"""

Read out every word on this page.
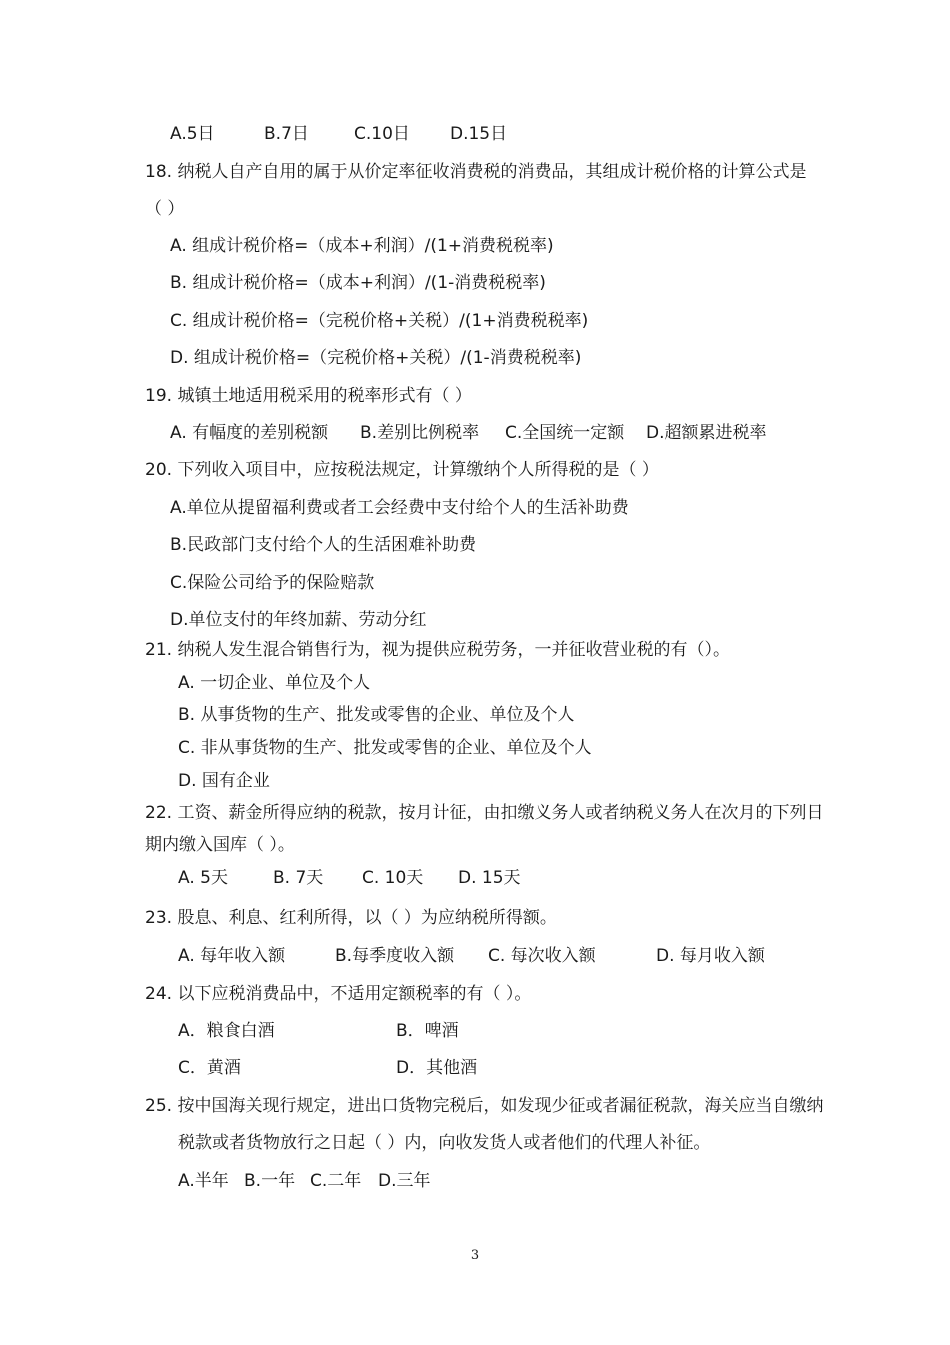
A.5日	B.7日	C.10日 D.15日
18. 纳税人自产自用的属于从价定率征收消费税的消费品，其组成计税价格的计算公式是
（ ）
A. 组成计税价格=（成本+利润）/(1+消费税税率)
B. 组成计税价格=（成本+利润）/(1-消费税税率)
C. 组成计税价格=（完税价格+关税）/(1+消费税税率)
D. 组成计税价格=（完税价格+关税）/(1-消费税税率)
19. 城镇土地适用税采用的税率形式有（ ）
A. 有幅度的差别税额 B.差别比例税率 C.全国统一定额 D.超额累进税率
20. 下列收入项目中，应按税法规定，计算缴纳个人所得税的是（ ）
A.单位从提留福利费或者工会经费中支付给个人的生活补助费
B.民政部门支付给个人的生活困难补助费
C.保险公司给予的保险赔款
D.单位支付的年终加薪、劳动分红
21. 纳税人发生混合销售行为，视为提供应税劳务，一并征收营业税的有（）。
A. 一切企业、单位及个人
B. 从事货物的生产、批发或零售的企业、单位及个人
C. 非从事货物的生产、批发或零售的企业、单位及个人
D. 国有企业
22. 工资、薪金所得应纳的税款，按月计征，由扣缴义务人或者纳税义务人在次月的下列日
期内缴入国库（ ）。
A. 5天	B. 7天 C. 10天 D. 15天
23. 股息、利息、红利所得，以（ ）为应纳税所得额。
A. 每年收入额	B.每季度收入额 C. 每次收入额	D. 每月收入额
24. 以下应税消费品中，不适用定额税率的有（ ）。
A．粮食白酒	B．啤酒
C．黄酒	D．其他酒
25. 按中国海关现行规定，进出口货物完税后，如发现少征或者漏征税款，海关应当自缴纳
税款或者货物放行之日起（ ）内，向收发货人或者他们的代理人补征。
A.半年 B.一年 C.二年 D.三年
3
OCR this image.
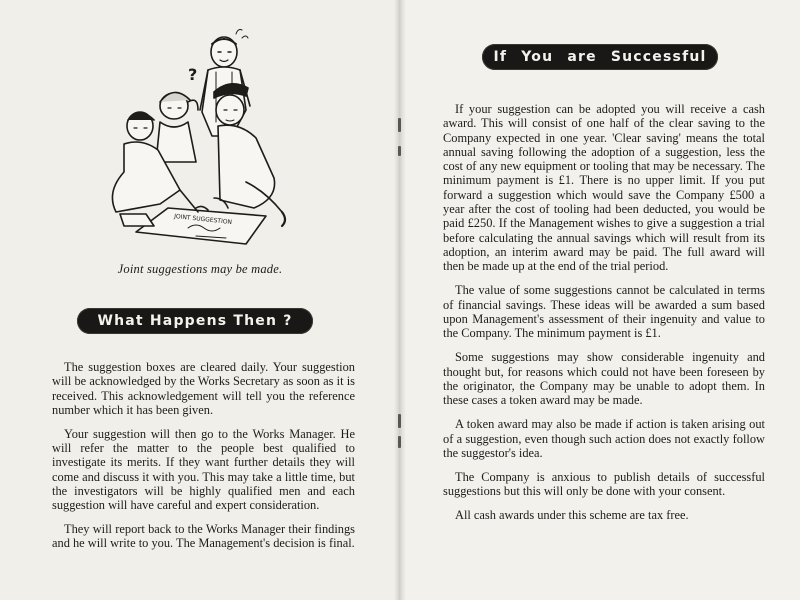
?
JOINT SUGGESTION
Joint suggestions may be made.
What Happens Then ?

The suggestion boxes are cleared daily. Your suggestion will be acknowledged by the Works Secretary as soon as it is received. This acknowledgement will tell you the reference number which it has been given.

Your suggestion will then go to the Works Manager. He will refer the matter to the people best qualified to investigate its merits. If they want further details they will come and discuss it with you. This may take a little time, but the investigators will be highly qualified men and each suggestion will have careful and expert consideration.

They will report back to the Works Manager their findings and he will write to you. The Management's decision is final.

If You are Successful

If your suggestion can be adopted you will receive a cash award. This will consist of one half of the clear saving to the Company expected in one year. 'Clear saving' means the total annual saving following the adoption of a suggestion, less the cost of any new equipment or tooling that may be necessary. The minimum payment is £1. There is no upper limit. If you put forward a suggestion which would save the Company £500 a year after the cost of tooling had been deducted, you would be paid £250. If the Management wishes to give a suggestion a trial before calculating the annual savings which will result from its adoption, an interim award may be paid. The full award will then be made up at the end of the trial period.

The value of some suggestions cannot be calculated in terms of financial savings. These ideas will be awarded a sum based upon Management's assessment of their ingenuity and value to the Company. The minimum payment is £1.

Some suggestions may show considerable ingenuity and thought but, for reasons which could not have been foreseen by the originator, the Company may be unable to adopt them. In these cases a token award may be made.

A token award may also be made if action is taken arising out of a suggestion, even though such action does not exactly follow the suggestor's idea.

The Company is anxious to publish details of successful suggestions but this will only be done with your consent.

All cash awards under this scheme are tax free.
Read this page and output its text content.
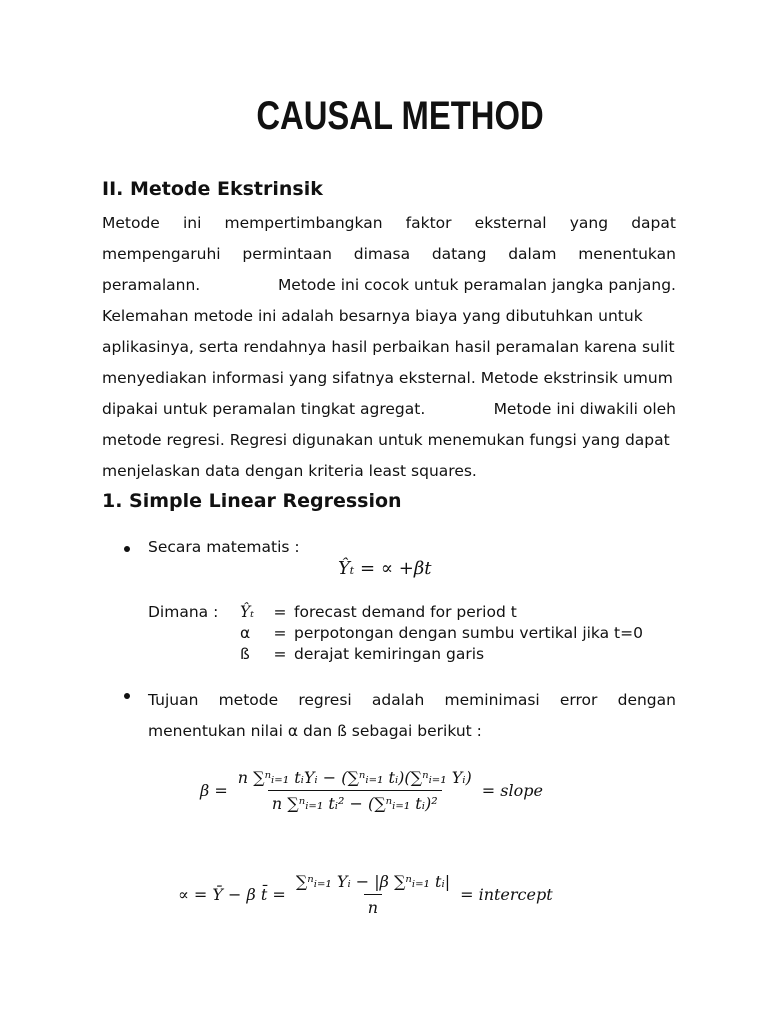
CAUSAL METHOD
II. Metode Ekstrinsik
Metode ini mempertimbangkan faktor eksternal yang dapat
mempengaruhi permintaan dimasa datang dalam menentukan
peramalann.	Metode ini cocok untuk peramalan jangka panjang.
Kelemahan metode ini adalah besarnya biaya yang dibutuhkan untuk
aplikasinya, serta rendahnya hasil perbaikan hasil peramalan karena sulit
menyediakan informasi yang sifatnya eksternal. Metode ekstrinsik umum
dipakai untuk peramalan tingkat agregat.	Metode ini diwakili oleh
metode regresi. Regresi digunakan untuk menemukan fungsi yang dapat
menjelaskan data dengan kriteria least squares.
1. Simple Linear Regression
Secara matematis :
Ŷₜ = ∝ +βt
Dimana :	Ŷₜ	= forecast demand for period t
α	= perpotongan dengan sumbu vertikal jika t=0
ß	= derajat kemiringan garis
Tujuan metode regresi adalah meminimasi error dengan
menentukan nilai α dan ß sebagai berikut :
$\beta = \frac{\text{n ∑ⁿᵢ₌₁ tᵢYᵢ − (∑ⁿᵢ₌₁ tᵢ)(∑ⁿᵢ₌₁ Yᵢ)}}{\text{n ∑ⁿᵢ₌₁ tᵢ² − (∑ⁿᵢ₌₁ tᵢ)²}}$ = slope
∝ = Ȳ − β t̄ = $\frac{\text{∑ⁿᵢ₌₁ Yᵢ − |β ∑ⁿᵢ₌₁ tᵢ|}}{n}$ = intercept
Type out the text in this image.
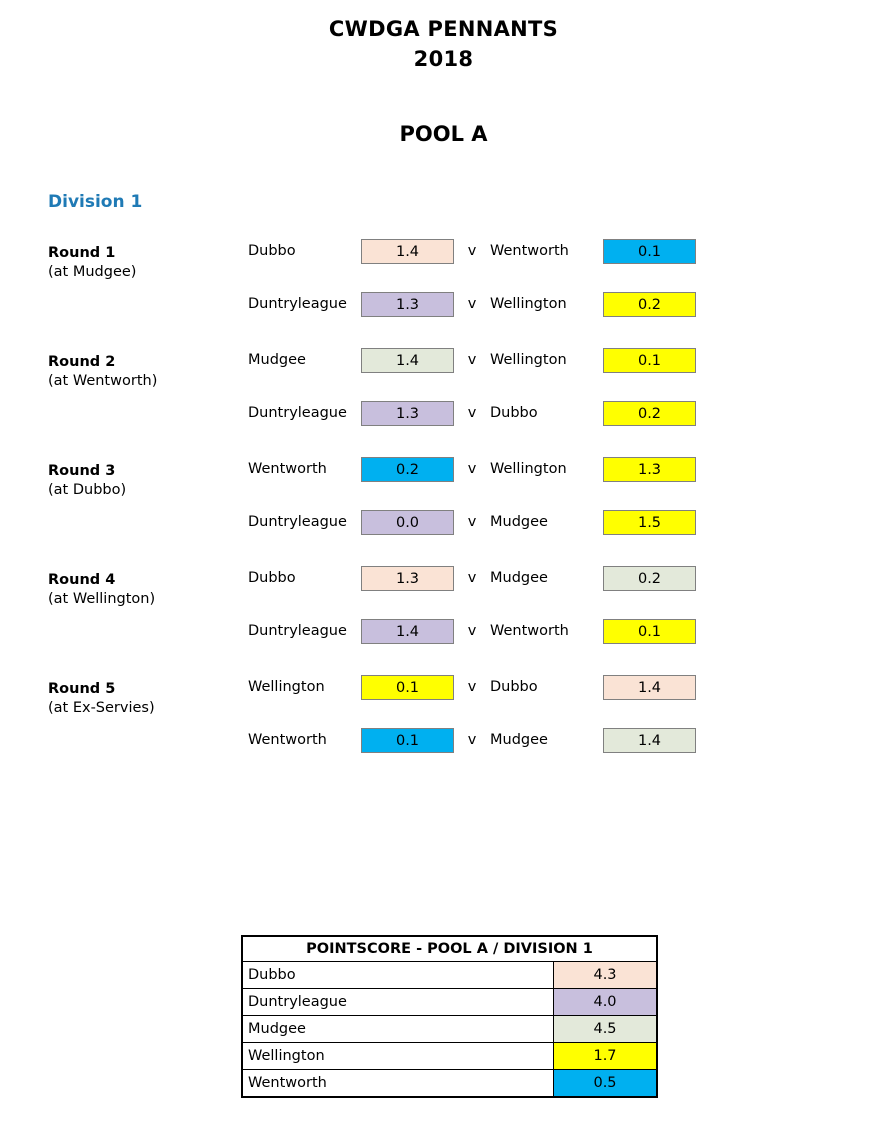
CWDGA PENNANTS
2018
POOL A
Division 1
Round 1
(at Mudgee)
Dubbo	1.4	v Wentworth	0.1
Duntryleague	1.3	v Wellington	0.2
Round 2
(at Wentworth)
Mudgee	1.4	v Wellington	0.1
Duntryleague	1.3	v Dubbo	0.2
Round 3
(at Dubbo)
Wentworth	0.2	v Wellington	1.3
Duntryleague	0.0	v Mudgee	1.5
Round 4
(at Wellington)
Dubbo	1.3	v Mudgee	0.2
Duntryleague	1.4	v Wentworth	0.1
Round 5
(at Ex-Servies)
Wellington	0.1	v Dubbo	1.4
Wentworth	0.1	v Mudgee	1.4
POINTSCORE - POOL A / DIVISION 1
Dubbo	4.3
Duntryleague	4.0
Mudgee	4.5
Wellington	1.7
Wentworth	0.5
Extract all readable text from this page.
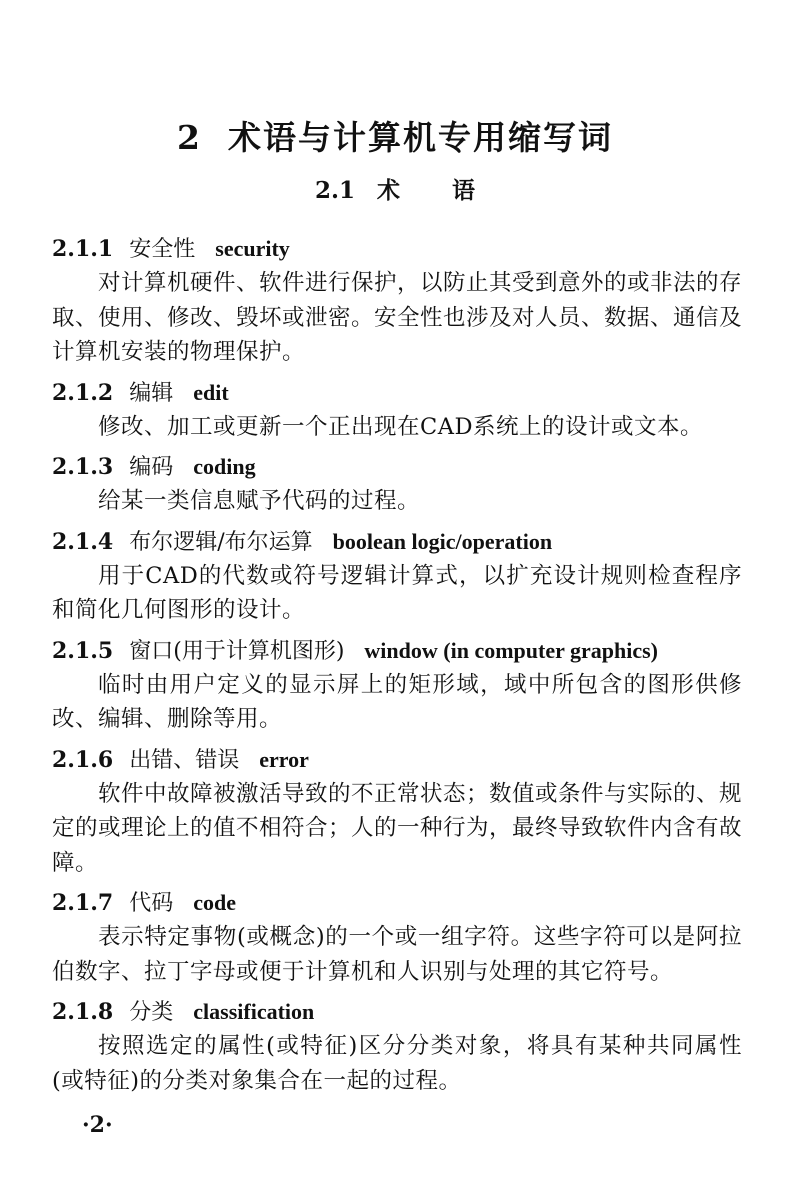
2 术语与计算机专用缩写词
2.1 术 语
2.1.1 安全性 security

对计算机硬件、软件进行保护，以防止其受到意外的或非法的存取、使用、修改、毁坏或泄密。安全性也涉及对人员、数据、通信及计算机安装的物理保护。

2.1.2 编辑 edit

修改、加工或更新一个正出现在CAD系统上的设计或文本。

2.1.3 编码 coding

给某一类信息赋予代码的过程。

2.1.4 布尔逻辑/布尔运算 boolean logic/operation

用于CAD的代数或符号逻辑计算式，以扩充设计规则检查程序和简化几何图形的设计。

2.1.5 窗口(用于计算机图形) window (in computer graphics)

临时由用户定义的显示屏上的矩形域，域中所包含的图形供修改、编辑、删除等用。

2.1.6 出错、错误 error

软件中故障被激活导致的不正常状态；数值或条件与实际的、规定的或理论上的值不相符合；人的一种行为，最终导致软件内含有故障。

2.1.7 代码 code

表示特定事物(或概念)的一个或一组字符。这些字符可以是阿拉伯数字、拉丁字母或便于计算机和人识别与处理的其它符号。

2.1.8 分类 classification

按照选定的属性(或特征)区分分类对象，将具有某种共同属性(或特征)的分类对象集合在一起的过程。

·2·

"""

Written exercise: Write out the listing above again, exactly, but with no pictures in the copy.

Final result:
Read out every word on this page.
A.5日	B.7日	C.10日 D.15日
18. 纳税人自产自用的属于从价定率征收消费税的消费品，其组成计税价格的计算公式是
（ ）
A. 组成计税价格=（成本+利润）/(1+消费税税率)
B. 组成计税价格=（成本+利润）/(1-消费税税率)
C. 组成计税价格=（完税价格+关税）/(1+消费税税率)
D. 组成计税价格=（完税价格+关税）/(1-消费税税率)
19. 城镇土地适用税采用的税率形式有（ ）
A. 有幅度的差别税额 B.差别比例税率 C.全国统一定额 D.超额累进税率
20. 下列收入项目中，应按税法规定，计算缴纳个人所得税的是（ ）
A.单位从提留福利费或者工会经费中支付给个人的生活补助费
B.民政部门支付给个人的生活困难补助费
C.保险公司给予的保险赔款
D.单位支付的年终加薪、劳动分红
21. 纳税人发生混合销售行为，视为提供应税劳务，一并征收营业税的有（）。
A. 一切企业、单位及个人
B. 从事货物的生产、批发或零售的企业、单位及个人
C. 非从事货物的生产、批发或零售的企业、单位及个人
D. 国有企业
22. 工资、薪金所得应纳的税款，按月计征，由扣缴义务人或者纳税义务人在次月的下列日
期内缴入国库（ ）。
A. 5天	B. 7天 C. 10天 D. 15天
23. 股息、利息、红利所得，以（ ）为应纳税所得额。
A. 每年收入额	B.每季度收入额 C. 每次收入额	D. 每月收入额
24. 以下应税消费品中，不适用定额税率的有（ ）。
A．粮食白酒	B．啤酒
C．黄酒	D．其他酒
25. 按中国海关现行规定，进出口货物完税后，如发现少征或者漏征税款，海关应当自缴纳
税款或者货物放行之日起（ ）内，向收发货人或者他们的代理人补征。
A.半年 B.一年 C.二年 D.三年
3
OCR this image.
?
JOINT SUGGESTION
Joint suggestions may be made.
What Happens Then ?

The suggestion boxes are cleared daily. Your suggestion will be acknowledged by the Works Secretary as soon as it is received. This acknowledgement will tell you the reference number which it has been given.

Your suggestion will then go to the Works Manager. He will refer the matter to the people best qualified to investigate its merits. If they want further details they will come and discuss it with you. This may take a little time, but the investigators will be highly qualified men and each suggestion will have careful and expert consideration.

They will report back to the Works Manager their findings and he will write to you. The Management's decision is final.

If You are Successful

If your suggestion can be adopted you will receive a cash award. This will consist of one half of the clear saving to the Company expected in one year. 'Clear saving' means the total annual saving following the adoption of a suggestion, less the cost of any new equipment or tooling that may be necessary. The minimum payment is £1. There is no upper limit. If you put forward a suggestion which would save the Company £500 a year after the cost of tooling had been deducted, you would be paid £250. If the Management wishes to give a suggestion a trial before calculating the annual savings which will result from its adoption, an interim award may be paid. The full award will then be made up at the end of the trial period.

The value of some suggestions cannot be calculated in terms of financial savings. These ideas will be awarded a sum based upon Management's assessment of their ingenuity and value to the Company. The minimum payment is £1.

Some suggestions may show considerable ingenuity and thought but, for reasons which could not have been foreseen by the originator, the Company may be unable to adopt them. In these cases a token award may be made.

A token award may also be made if action is taken arising out of a suggestion, even though such action does not exactly follow the suggestor's idea.

The Company is anxious to publish details of successful suggestions but this will only be done with your consent.

All cash awards under this scheme are tax free.
Read this page and output its text content.
CAUSAL METHOD
II. Metode Ekstrinsik
Metode ini mempertimbangkan faktor eksternal yang dapat
mempengaruhi permintaan dimasa datang dalam menentukan
peramalann.	Metode ini cocok untuk peramalan jangka panjang.
Kelemahan metode ini adalah besarnya biaya yang dibutuhkan untuk
aplikasinya, serta rendahnya hasil perbaikan hasil peramalan karena sulit
menyediakan informasi yang sifatnya eksternal. Metode ekstrinsik umum
dipakai untuk peramalan tingkat agregat.	Metode ini diwakili oleh
metode regresi. Regresi digunakan untuk menemukan fungsi yang dapat
menjelaskan data dengan kriteria least squares.
1. Simple Linear Regression
Secara matematis :
Ŷₜ = ∝ +βt
Dimana :	Ŷₜ	= forecast demand for period t
α	= perpotongan dengan sumbu vertikal jika t=0
ß	= derajat kemiringan garis
Tujuan metode regresi adalah meminimasi error dengan
menentukan nilai α dan ß sebagai berikut :
$\beta = \frac{\text{n ∑ⁿᵢ₌₁ tᵢYᵢ − (∑ⁿᵢ₌₁ tᵢ)(∑ⁿᵢ₌₁ Yᵢ)}}{\text{n ∑ⁿᵢ₌₁ tᵢ² − (∑ⁿᵢ₌₁ tᵢ)²}}$ = slope
∝ = Ȳ − β t̄ = $\frac{\text{∑ⁿᵢ₌₁ Yᵢ − |β ∑ⁿᵢ₌₁ tᵢ|}}{n}$ = intercept
Type out the text in this image.
CWDGA PENNANTS
2018
POOL A
Division 1
Round 1
(at Mudgee)
Dubbo	1.4	v Wentworth	0.1
Duntryleague	1.3	v Wellington	0.2
Round 2
(at Wentworth)
Mudgee	1.4	v Wellington	0.1
Duntryleague	1.3	v Dubbo	0.2
Round 3
(at Dubbo)
Wentworth	0.2	v Wellington	1.3
Duntryleague	0.0	v Mudgee	1.5
Round 4
(at Wellington)
Dubbo	1.3	v Mudgee	0.2
Duntryleague	1.4	v Wentworth	0.1
Round 5
(at Ex-Servies)
Wellington	0.1	v Dubbo	1.4
Wentworth	0.1	v Mudgee	1.4
POINTSCORE - POOL A / DIVISION 1
Dubbo	4.3
Duntryleague	4.0
Mudgee	4.5
Wellington	1.7
Wentworth	0.5
Extract all readable text from this page.
2 术语与计算机专用缩写词
2.1 术 语
2.1.1 安全性 security

对计算机硬件、软件进行保护，以防止其受到意外的或非法的存取、使用、修改、毁坏或泄密。安全性也涉及对人员、数据、通信及计算机安装的物理保护。

2.1.2 编辑 edit

修改、加工或更新一个正出现在CAD系统上的设计或文本。

2.1.3 编码 coding

给某一类信息赋予代码的过程。

2.1.4 布尔逻辑/布尔运算 boolean logic/operation

用于CAD的代数或符号逻辑计算式，以扩充设计规则检查程序和简化几何图形的设计。

2.1.5 窗口(用于计算机图形) window (in computer graphics)

临时由用户定义的显示屏上的矩形域，域中所包含的图形供修改、编辑、删除等用。

2.1.6 出错、错误 error

软件中故障被激活导致的不正常状态；数值或条件与实际的、规定的或理论上的值不相符合；人的一种行为，最终导致软件内含有故障。

2.1.7 代码 code

表示特定事物(或概念)的一个或一组字符。这些字符可以是阿拉伯数字、拉丁字母或便于计算机和人识别与处理的其它符号。

2.1.8 分类 classification

按照选定的属性(或特征)区分分类对象，将具有某种共同属性(或特征)的分类对象集合在一起的过程。

·2·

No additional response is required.